:: What you are asked to do ::
Copy every one of the records below line for line, without any changes, and leave the pictures out of your copy.

* * * * * * * * *

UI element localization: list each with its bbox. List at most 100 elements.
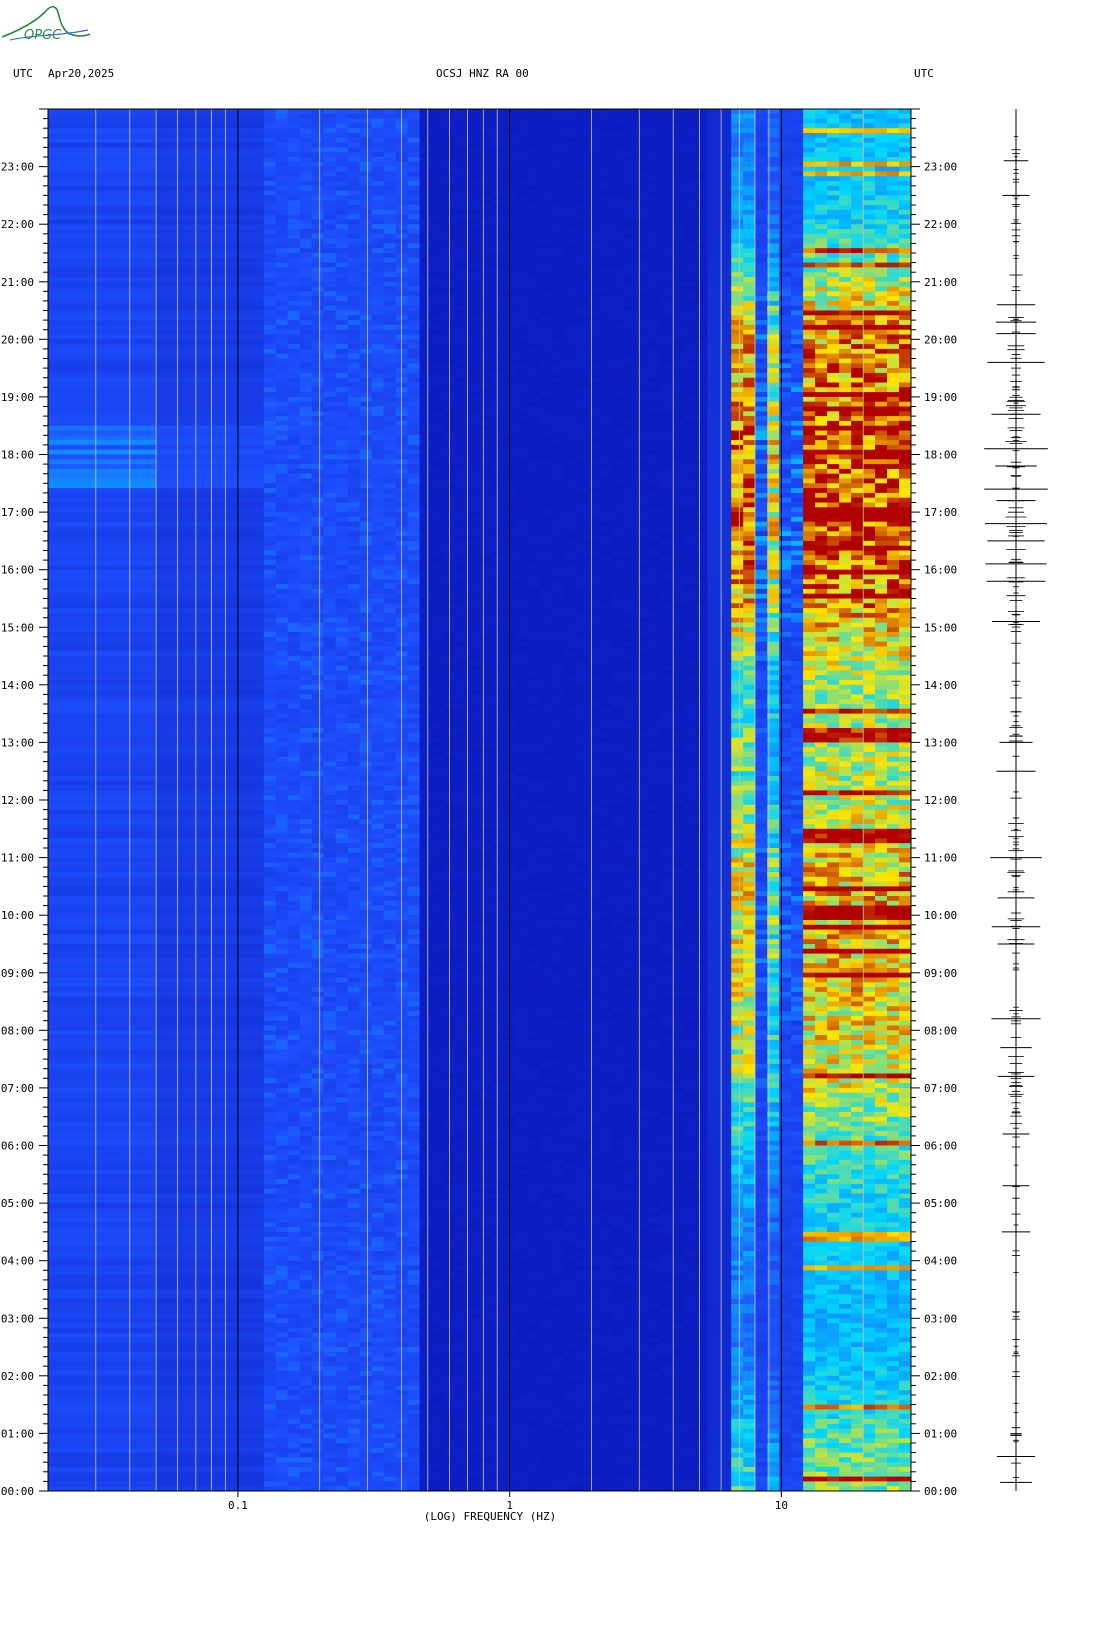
heatmap-cell (384, 128, 397, 133)
heatmap-cell (360, 224, 373, 229)
heatmap-cell (180, 128, 193, 133)
heatmap-cell (851, 147, 864, 152)
heatmap-cell (276, 234, 289, 239)
heatmap-cell (72, 239, 85, 244)
heatmap-cell (312, 133, 325, 138)
heatmap-cell (875, 109, 888, 114)
heatmap-cell (480, 157, 493, 162)
heatmap-cell (300, 234, 313, 239)
heatmap-cell (659, 224, 672, 229)
heatmap-cell (815, 205, 828, 210)
heatmap-cell (551, 195, 564, 200)
heatmap-cell (96, 143, 109, 148)
heatmap-cell (695, 239, 708, 244)
heatmap-cell (551, 253, 564, 258)
heatmap-cell (623, 138, 636, 143)
heatmap-cell (408, 215, 421, 220)
heatmap-cell (755, 152, 768, 157)
heatmap-cell (551, 224, 564, 229)
heatmap-cell (384, 191, 397, 196)
heatmap-cell (516, 243, 529, 248)
heatmap-cell (516, 119, 529, 124)
heatmap-cell (492, 234, 505, 239)
heatmap-cell (587, 191, 600, 196)
heatmap-cell (839, 253, 852, 258)
heatmap-cell (204, 181, 217, 186)
heatmap-cell (312, 109, 325, 114)
heatmap-cell (348, 210, 361, 215)
heatmap-cell (336, 195, 349, 200)
heatmap-cell (216, 234, 229, 239)
heatmap-cell (468, 219, 481, 224)
heatmap-cell (851, 167, 864, 172)
heatmap-cell (396, 152, 409, 157)
heatmap-cell (827, 147, 840, 152)
heatmap-cell (815, 215, 828, 220)
heatmap-cell (396, 210, 409, 215)
heatmap-cell (420, 138, 433, 143)
heatmap-cell (863, 119, 876, 124)
heatmap-cell (815, 133, 828, 138)
heatmap-cell (60, 181, 73, 186)
heatmap-cell (336, 152, 349, 157)
heatmap-cell (827, 234, 840, 239)
heatmap-cell (839, 224, 852, 229)
heatmap-cell (695, 143, 708, 148)
heatmap-cell (683, 109, 696, 114)
heatmap-cell (324, 119, 337, 124)
heatmap-cell (755, 224, 768, 229)
heatmap-cell (539, 219, 552, 224)
heatmap-cell (228, 243, 241, 248)
heatmap-cell (324, 191, 337, 196)
heatmap-cell (623, 109, 636, 114)
heatmap-cell (575, 171, 588, 176)
heatmap-cell (276, 119, 289, 124)
heatmap-cell (635, 195, 648, 200)
heatmap-cell (300, 119, 313, 124)
heatmap-cell (240, 109, 253, 114)
heatmap-cell (851, 195, 864, 200)
heatmap-cell (348, 143, 361, 148)
heatmap-cell (132, 200, 145, 205)
heatmap-cell (731, 248, 744, 253)
heatmap-cell (156, 205, 169, 210)
heatmap-cell (60, 239, 73, 244)
heatmap-cell (707, 248, 720, 253)
heatmap-cell (408, 152, 421, 157)
heatmap-cell (575, 119, 588, 124)
heatmap-cell (887, 128, 900, 133)
heatmap-cell (432, 167, 445, 172)
heatmap-cell (635, 186, 648, 191)
heatmap-cell (216, 119, 229, 124)
heatmap-cell (60, 186, 73, 191)
heatmap-cell (192, 181, 205, 186)
heatmap-cell (551, 176, 564, 181)
heatmap-cell (851, 248, 864, 253)
heatmap-cell (312, 171, 325, 176)
heatmap-cell (563, 200, 576, 205)
heatmap-cell (240, 234, 253, 239)
heatmap-cell (731, 114, 744, 119)
heatmap-cell (827, 200, 840, 205)
heatmap-cell (695, 234, 708, 239)
heatmap-cell (647, 210, 660, 215)
heatmap-cell (539, 167, 552, 172)
heatmap-cell (72, 162, 85, 167)
heatmap-cell (48, 147, 61, 152)
heatmap-cell (108, 234, 121, 239)
heatmap-cell (252, 157, 265, 162)
heatmap-cell (623, 210, 636, 215)
heatmap-cell (144, 143, 157, 148)
heatmap-cell (120, 253, 133, 258)
heatmap-cell (372, 215, 385, 220)
heatmap-cell (384, 234, 397, 239)
heatmap-cell (875, 210, 888, 215)
heatmap-cell (839, 186, 852, 191)
heatmap-cell (480, 138, 493, 143)
heatmap-cell (551, 239, 564, 244)
heatmap-cell (432, 224, 445, 229)
heatmap-cell (252, 133, 265, 138)
heatmap-cell (360, 210, 373, 215)
heatmap-cell (887, 162, 900, 167)
heatmap-cell (755, 229, 768, 234)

* * * * * * * * *

:: Complete output ::
UI element localization: list each with its bbox. List at most 100 elements.
heatmap-cell (384, 128, 397, 133)
heatmap-cell (360, 224, 373, 229)
heatmap-cell (180, 128, 193, 133)
heatmap-cell (851, 147, 864, 152)
heatmap-cell (276, 234, 289, 239)
heatmap-cell (72, 239, 85, 244)
heatmap-cell (312, 133, 325, 138)
heatmap-cell (875, 109, 888, 114)
heatmap-cell (480, 157, 493, 162)
heatmap-cell (300, 234, 313, 239)
heatmap-cell (659, 224, 672, 229)
heatmap-cell (815, 205, 828, 210)
heatmap-cell (551, 195, 564, 200)
heatmap-cell (96, 143, 109, 148)
heatmap-cell (695, 239, 708, 244)
heatmap-cell (551, 253, 564, 258)
heatmap-cell (623, 138, 636, 143)
heatmap-cell (408, 215, 421, 220)
heatmap-cell (755, 152, 768, 157)
heatmap-cell (551, 224, 564, 229)
heatmap-cell (384, 191, 397, 196)
heatmap-cell (516, 243, 529, 248)
heatmap-cell (516, 119, 529, 124)
heatmap-cell (492, 234, 505, 239)
heatmap-cell (587, 191, 600, 196)
heatmap-cell (839, 253, 852, 258)
heatmap-cell (204, 181, 217, 186)
heatmap-cell (312, 109, 325, 114)
heatmap-cell (348, 210, 361, 215)
heatmap-cell (336, 195, 349, 200)
heatmap-cell (216, 234, 229, 239)
heatmap-cell (468, 219, 481, 224)
heatmap-cell (851, 167, 864, 172)
heatmap-cell (396, 152, 409, 157)
heatmap-cell (827, 147, 840, 152)
heatmap-cell (815, 215, 828, 220)
heatmap-cell (396, 210, 409, 215)
heatmap-cell (420, 138, 433, 143)
heatmap-cell (863, 119, 876, 124)
heatmap-cell (815, 133, 828, 138)
heatmap-cell (60, 181, 73, 186)
heatmap-cell (336, 152, 349, 157)
heatmap-cell (827, 234, 840, 239)
heatmap-cell (839, 224, 852, 229)
heatmap-cell (695, 143, 708, 148)
heatmap-cell (683, 109, 696, 114)
heatmap-cell (324, 119, 337, 124)
heatmap-cell (755, 224, 768, 229)
heatmap-cell (539, 219, 552, 224)
heatmap-cell (228, 243, 241, 248)
heatmap-cell (324, 191, 337, 196)
heatmap-cell (623, 109, 636, 114)
heatmap-cell (575, 171, 588, 176)
heatmap-cell (276, 119, 289, 124)
heatmap-cell (635, 195, 648, 200)
heatmap-cell (300, 119, 313, 124)
heatmap-cell (240, 109, 253, 114)
heatmap-cell (851, 195, 864, 200)
heatmap-cell (348, 143, 361, 148)
heatmap-cell (132, 200, 145, 205)
heatmap-cell (731, 248, 744, 253)
heatmap-cell (156, 205, 169, 210)
heatmap-cell (60, 239, 73, 244)
heatmap-cell (707, 248, 720, 253)
heatmap-cell (408, 152, 421, 157)
heatmap-cell (575, 119, 588, 124)
heatmap-cell (887, 128, 900, 133)
heatmap-cell (432, 167, 445, 172)
heatmap-cell (635, 186, 648, 191)
heatmap-cell (216, 119, 229, 124)
heatmap-cell (60, 186, 73, 191)
heatmap-cell (192, 181, 205, 186)
heatmap-cell (551, 176, 564, 181)
heatmap-cell (851, 248, 864, 253)
heatmap-cell (312, 171, 325, 176)
heatmap-cell (563, 200, 576, 205)
heatmap-cell (240, 234, 253, 239)
heatmap-cell (731, 114, 744, 119)
heatmap-cell (827, 200, 840, 205)
heatmap-cell (695, 234, 708, 239)
heatmap-cell (647, 210, 660, 215)
heatmap-cell (539, 167, 552, 172)
heatmap-cell (72, 162, 85, 167)
heatmap-cell (48, 147, 61, 152)
heatmap-cell (108, 234, 121, 239)
heatmap-cell (252, 157, 265, 162)
heatmap-cell (623, 210, 636, 215)
heatmap-cell (144, 143, 157, 148)
heatmap-cell (120, 253, 133, 258)
heatmap-cell (372, 215, 385, 220)
heatmap-cell (384, 234, 397, 239)
heatmap-cell (875, 210, 888, 215)
heatmap-cell (839, 186, 852, 191)
heatmap-cell (480, 138, 493, 143)
heatmap-cell (551, 239, 564, 244)
heatmap-cell (432, 224, 445, 229)
heatmap-cell (252, 133, 265, 138)
heatmap-cell (360, 210, 373, 215)
heatmap-cell (887, 162, 900, 167)
heatmap-cell (755, 229, 768, 234)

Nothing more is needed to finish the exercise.